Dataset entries

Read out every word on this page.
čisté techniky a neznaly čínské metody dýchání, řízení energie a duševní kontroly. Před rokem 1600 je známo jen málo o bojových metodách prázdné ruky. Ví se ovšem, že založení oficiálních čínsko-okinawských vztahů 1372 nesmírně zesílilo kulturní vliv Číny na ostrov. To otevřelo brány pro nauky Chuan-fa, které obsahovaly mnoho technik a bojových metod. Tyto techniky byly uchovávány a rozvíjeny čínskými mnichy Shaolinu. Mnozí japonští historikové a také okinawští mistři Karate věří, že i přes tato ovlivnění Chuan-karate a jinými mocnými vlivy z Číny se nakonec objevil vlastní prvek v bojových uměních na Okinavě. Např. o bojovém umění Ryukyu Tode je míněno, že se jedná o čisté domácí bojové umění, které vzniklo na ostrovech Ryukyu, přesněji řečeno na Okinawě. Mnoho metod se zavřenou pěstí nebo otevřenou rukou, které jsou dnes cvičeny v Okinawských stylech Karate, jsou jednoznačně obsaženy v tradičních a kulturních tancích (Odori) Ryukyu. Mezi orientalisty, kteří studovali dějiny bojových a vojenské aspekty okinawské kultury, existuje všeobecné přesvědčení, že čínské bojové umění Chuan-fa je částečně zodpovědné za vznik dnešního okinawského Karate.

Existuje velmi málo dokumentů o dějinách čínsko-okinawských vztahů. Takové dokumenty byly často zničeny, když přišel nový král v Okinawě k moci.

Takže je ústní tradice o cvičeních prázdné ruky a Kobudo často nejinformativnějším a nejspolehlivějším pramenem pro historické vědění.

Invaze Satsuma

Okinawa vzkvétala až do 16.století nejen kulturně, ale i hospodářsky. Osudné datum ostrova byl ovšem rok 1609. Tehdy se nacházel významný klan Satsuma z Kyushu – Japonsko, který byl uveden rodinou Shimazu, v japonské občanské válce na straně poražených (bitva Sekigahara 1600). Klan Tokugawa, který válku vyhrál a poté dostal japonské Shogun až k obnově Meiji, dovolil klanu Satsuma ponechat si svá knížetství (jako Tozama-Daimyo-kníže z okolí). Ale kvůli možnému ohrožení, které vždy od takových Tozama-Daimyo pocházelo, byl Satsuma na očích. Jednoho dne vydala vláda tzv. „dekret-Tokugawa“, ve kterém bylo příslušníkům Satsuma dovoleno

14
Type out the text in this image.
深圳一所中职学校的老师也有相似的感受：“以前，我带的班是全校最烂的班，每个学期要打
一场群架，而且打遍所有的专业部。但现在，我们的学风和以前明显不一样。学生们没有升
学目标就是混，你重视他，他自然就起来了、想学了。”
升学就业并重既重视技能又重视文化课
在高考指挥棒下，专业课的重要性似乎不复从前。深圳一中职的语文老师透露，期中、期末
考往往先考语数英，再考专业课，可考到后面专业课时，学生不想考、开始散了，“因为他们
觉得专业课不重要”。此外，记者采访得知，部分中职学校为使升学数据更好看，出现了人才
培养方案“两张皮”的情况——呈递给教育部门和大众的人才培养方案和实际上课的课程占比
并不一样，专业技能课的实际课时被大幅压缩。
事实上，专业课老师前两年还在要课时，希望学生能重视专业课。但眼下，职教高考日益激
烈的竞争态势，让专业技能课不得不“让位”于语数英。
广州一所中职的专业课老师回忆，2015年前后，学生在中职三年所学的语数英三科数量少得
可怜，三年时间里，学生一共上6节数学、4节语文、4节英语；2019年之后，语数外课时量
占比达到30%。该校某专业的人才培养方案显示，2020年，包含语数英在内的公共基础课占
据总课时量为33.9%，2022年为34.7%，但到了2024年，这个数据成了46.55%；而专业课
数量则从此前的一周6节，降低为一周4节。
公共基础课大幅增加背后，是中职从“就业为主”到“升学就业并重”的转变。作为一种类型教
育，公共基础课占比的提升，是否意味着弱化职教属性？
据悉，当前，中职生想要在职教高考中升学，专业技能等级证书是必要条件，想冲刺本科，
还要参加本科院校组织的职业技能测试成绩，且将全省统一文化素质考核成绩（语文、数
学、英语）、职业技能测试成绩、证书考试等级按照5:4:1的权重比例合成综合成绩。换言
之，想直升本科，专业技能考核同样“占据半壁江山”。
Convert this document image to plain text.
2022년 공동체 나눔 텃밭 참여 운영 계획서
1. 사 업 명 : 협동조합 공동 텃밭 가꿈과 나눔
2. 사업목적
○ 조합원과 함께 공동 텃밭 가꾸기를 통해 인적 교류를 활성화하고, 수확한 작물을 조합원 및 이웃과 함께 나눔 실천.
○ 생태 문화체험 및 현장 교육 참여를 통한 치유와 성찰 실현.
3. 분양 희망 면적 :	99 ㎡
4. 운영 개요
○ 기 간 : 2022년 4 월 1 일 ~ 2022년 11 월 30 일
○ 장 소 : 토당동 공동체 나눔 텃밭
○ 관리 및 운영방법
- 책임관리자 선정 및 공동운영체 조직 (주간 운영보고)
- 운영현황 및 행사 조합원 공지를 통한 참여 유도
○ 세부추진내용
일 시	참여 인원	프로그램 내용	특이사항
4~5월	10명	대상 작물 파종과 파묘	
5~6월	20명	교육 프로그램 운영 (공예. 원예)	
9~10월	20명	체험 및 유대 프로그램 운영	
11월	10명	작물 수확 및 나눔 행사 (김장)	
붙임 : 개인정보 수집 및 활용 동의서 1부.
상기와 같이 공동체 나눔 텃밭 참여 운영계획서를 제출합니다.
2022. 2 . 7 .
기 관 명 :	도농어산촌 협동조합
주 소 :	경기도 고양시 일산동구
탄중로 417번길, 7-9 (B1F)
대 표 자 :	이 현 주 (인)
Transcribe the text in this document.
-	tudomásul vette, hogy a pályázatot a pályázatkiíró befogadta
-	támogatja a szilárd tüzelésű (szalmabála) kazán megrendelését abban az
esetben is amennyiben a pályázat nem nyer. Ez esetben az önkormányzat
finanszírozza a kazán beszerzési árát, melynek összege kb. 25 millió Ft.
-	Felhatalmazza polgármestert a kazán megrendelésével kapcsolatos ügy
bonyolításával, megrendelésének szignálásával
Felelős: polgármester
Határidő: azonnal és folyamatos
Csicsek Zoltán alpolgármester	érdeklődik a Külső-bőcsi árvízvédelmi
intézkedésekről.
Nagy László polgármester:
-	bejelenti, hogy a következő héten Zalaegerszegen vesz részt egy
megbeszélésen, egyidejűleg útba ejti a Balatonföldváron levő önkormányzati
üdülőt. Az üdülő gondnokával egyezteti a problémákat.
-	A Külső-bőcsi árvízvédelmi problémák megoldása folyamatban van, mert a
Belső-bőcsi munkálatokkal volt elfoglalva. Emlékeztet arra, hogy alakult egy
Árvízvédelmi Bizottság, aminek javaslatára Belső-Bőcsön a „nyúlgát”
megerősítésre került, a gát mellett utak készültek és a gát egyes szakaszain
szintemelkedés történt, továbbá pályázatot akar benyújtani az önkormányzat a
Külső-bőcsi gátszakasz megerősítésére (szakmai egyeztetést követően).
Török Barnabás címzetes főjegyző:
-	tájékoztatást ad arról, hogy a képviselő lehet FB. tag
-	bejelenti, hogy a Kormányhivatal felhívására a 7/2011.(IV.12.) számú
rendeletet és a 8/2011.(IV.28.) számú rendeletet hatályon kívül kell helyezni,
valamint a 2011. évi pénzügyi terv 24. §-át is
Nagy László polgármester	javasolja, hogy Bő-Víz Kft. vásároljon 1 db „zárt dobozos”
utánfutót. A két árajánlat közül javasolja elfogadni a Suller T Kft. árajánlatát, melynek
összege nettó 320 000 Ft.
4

Required work>
Retype the entries one by one, exactly.

Response to this exercise>
Read out every word on this page.
čisté techniky a neznaly čínské metody dýchání, řízení energie a duševní kontroly. Před rokem 1600 je známo jen málo o bojových metodách prázdné ruky. Ví se ovšem, že založení oficiálních čínsko-okinawských vztahů 1372 nesmírně zesílilo kulturní vliv Číny na ostrov. To otevřelo brány pro nauky Chuan-fa, které obsahovaly mnoho technik a bojových metod. Tyto techniky byly uchovávány a rozvíjeny čínskými mnichy Shaolinu. Mnozí japonští historikové a také okinawští mistři Karate věří, že i přes tato ovlivnění Chuan-karate a jinými mocnými vlivy z Číny se nakonec objevil vlastní prvek v bojových uměních na Okinavě. Např. o bojovém umění Ryukyu Tode je míněno, že se jedná o čisté domácí bojové umění, které vzniklo na ostrovech Ryukyu, přesněji řečeno na Okinawě. Mnoho metod se zavřenou pěstí nebo otevřenou rukou, které jsou dnes cvičeny v Okinawských stylech Karate, jsou jednoznačně obsaženy v tradičních a kulturních tancích (Odori) Ryukyu. Mezi orientalisty, kteří studovali dějiny bojových a vojenské aspekty okinawské kultury, existuje všeobecné přesvědčení, že čínské bojové umění Chuan-fa je částečně zodpovědné za vznik dnešního okinawského Karate.

Existuje velmi málo dokumentů o dějinách čínsko-okinawských vztahů. Takové dokumenty byly často zničeny, když přišel nový král v Okinawě k moci.

Takže je ústní tradice o cvičeních prázdné ruky a Kobudo často nejinformativnějším a nejspolehlivějším pramenem pro historické vědění.

Invaze Satsuma

Okinawa vzkvétala až do 16.století nejen kulturně, ale i hospodářsky. Osudné datum ostrova byl ovšem rok 1609. Tehdy se nacházel významný klan Satsuma z Kyushu – Japonsko, který byl uveden rodinou Shimazu, v japonské občanské válce na straně poražených (bitva Sekigahara 1600). Klan Tokugawa, který válku vyhrál a poté dostal japonské Shogun až k obnově Meiji, dovolil klanu Satsuma ponechat si svá knížetství (jako Tozama-Daimyo-kníže z okolí). Ale kvůli možnému ohrožení, které vždy od takových Tozama-Daimyo pocházelo, byl Satsuma na očích. Jednoho dne vydala vláda tzv. „dekret-Tokugawa“, ve kterém bylo příslušníkům Satsuma dovoleno

14
Type out the text in this image.
深圳一所中职学校的老师也有相似的感受：“以前，我带的班是全校最烂的班，每个学期要打
一场群架，而且打遍所有的专业部。但现在，我们的学风和以前明显不一样。学生们没有升
学目标就是混，你重视他，他自然就起来了、想学了。”
升学就业并重既重视技能又重视文化课
在高考指挥棒下，专业课的重要性似乎不复从前。深圳一中职的语文老师透露，期中、期末
考往往先考语数英，再考专业课，可考到后面专业课时，学生不想考、开始散了，“因为他们
觉得专业课不重要”。此外，记者采访得知，部分中职学校为使升学数据更好看，出现了人才
培养方案“两张皮”的情况——呈递给教育部门和大众的人才培养方案和实际上课的课程占比
并不一样，专业技能课的实际课时被大幅压缩。
事实上，专业课老师前两年还在要课时，希望学生能重视专业课。但眼下，职教高考日益激
烈的竞争态势，让专业技能课不得不“让位”于语数英。
广州一所中职的专业课老师回忆，2015年前后，学生在中职三年所学的语数英三科数量少得
可怜，三年时间里，学生一共上6节数学、4节语文、4节英语；2019年之后，语数外课时量
占比达到30%。该校某专业的人才培养方案显示，2020年，包含语数英在内的公共基础课占
据总课时量为33.9%，2022年为34.7%，但到了2024年，这个数据成了46.55%；而专业课
数量则从此前的一周6节，降低为一周4节。
公共基础课大幅增加背后，是中职从“就业为主”到“升学就业并重”的转变。作为一种类型教
育，公共基础课占比的提升，是否意味着弱化职教属性？
据悉，当前，中职生想要在职教高考中升学，专业技能等级证书是必要条件，想冲刺本科，
还要参加本科院校组织的职业技能测试成绩，且将全省统一文化素质考核成绩（语文、数
学、英语）、职业技能测试成绩、证书考试等级按照5:4:1的权重比例合成综合成绩。换言
之，想直升本科，专业技能考核同样“占据半壁江山”。
Convert this document image to plain text.
2022년 공동체 나눔 텃밭 참여 운영 계획서
1. 사 업 명 : 협동조합 공동 텃밭 가꿈과 나눔
2. 사업목적
○ 조합원과 함께 공동 텃밭 가꾸기를 통해 인적 교류를 활성화하고, 수확한 작물을 조합원 및 이웃과 함께 나눔 실천.
○ 생태 문화체험 및 현장 교육 참여를 통한 치유와 성찰 실현.
3. 분양 희망 면적 :	99 ㎡
4. 운영 개요
○ 기 간 : 2022년 4 월 1 일 ~ 2022년 11 월 30 일
○ 장 소 : 토당동 공동체 나눔 텃밭
○ 관리 및 운영방법
- 책임관리자 선정 및 공동운영체 조직 (주간 운영보고)
- 운영현황 및 행사 조합원 공지를 통한 참여 유도
○ 세부추진내용
일 시	참여 인원	프로그램 내용	특이사항
4~5월	10명	대상 작물 파종과 파묘	
5~6월	20명	교육 프로그램 운영 (공예. 원예)	
9~10월	20명	체험 및 유대 프로그램 운영	
11월	10명	작물 수확 및 나눔 행사 (김장)	
붙임 : 개인정보 수집 및 활용 동의서 1부.
상기와 같이 공동체 나눔 텃밭 참여 운영계획서를 제출합니다.
2022. 2 . 7 .
기 관 명 :	도농어산촌 협동조합
주 소 :	경기도 고양시 일산동구
탄중로 417번길, 7-9 (B1F)
대 표 자 :	이 현 주 (인)
Transcribe the text in this document.
-	tudomásul vette, hogy a pályázatot a pályázatkiíró befogadta
-	támogatja a szilárd tüzelésű (szalmabála) kazán megrendelését abban az
esetben is amennyiben a pályázat nem nyer. Ez esetben az önkormányzat
finanszírozza a kazán beszerzési árát, melynek összege kb. 25 millió Ft.
-	Felhatalmazza polgármestert a kazán megrendelésével kapcsolatos ügy
bonyolításával, megrendelésének szignálásával
Felelős: polgármester
Határidő: azonnal és folyamatos
Csicsek Zoltán alpolgármester	érdeklődik a Külső-bőcsi árvízvédelmi
intézkedésekről.
Nagy László polgármester:
-	bejelenti, hogy a következő héten Zalaegerszegen vesz részt egy
megbeszélésen, egyidejűleg útba ejti a Balatonföldváron levő önkormányzati
üdülőt. Az üdülő gondnokával egyezteti a problémákat.
-	A Külső-bőcsi árvízvédelmi problémák megoldása folyamatban van, mert a
Belső-bőcsi munkálatokkal volt elfoglalva. Emlékeztet arra, hogy alakult egy
Árvízvédelmi Bizottság, aminek javaslatára Belső-Bőcsön a „nyúlgát”
megerősítésre került, a gát mellett utak készültek és a gát egyes szakaszain
szintemelkedés történt, továbbá pályázatot akar benyújtani az önkormányzat a
Külső-bőcsi gátszakasz megerősítésére (szakmai egyeztetést követően).
Török Barnabás címzetes főjegyző:
-	tájékoztatást ad arról, hogy a képviselő lehet FB. tag
-	bejelenti, hogy a Kormányhivatal felhívására a 7/2011.(IV.12.) számú
rendeletet és a 8/2011.(IV.28.) számú rendeletet hatályon kívül kell helyezni,
valamint a 2011. évi pénzügyi terv 24. §-át is
Nagy László polgármester	javasolja, hogy Bő-Víz Kft. vásároljon 1 db „zárt dobozos”
utánfutót. A két árajánlat közül javasolja elfogadni a Suller T Kft. árajánlatát, melynek
összege nettó 320 000 Ft.
4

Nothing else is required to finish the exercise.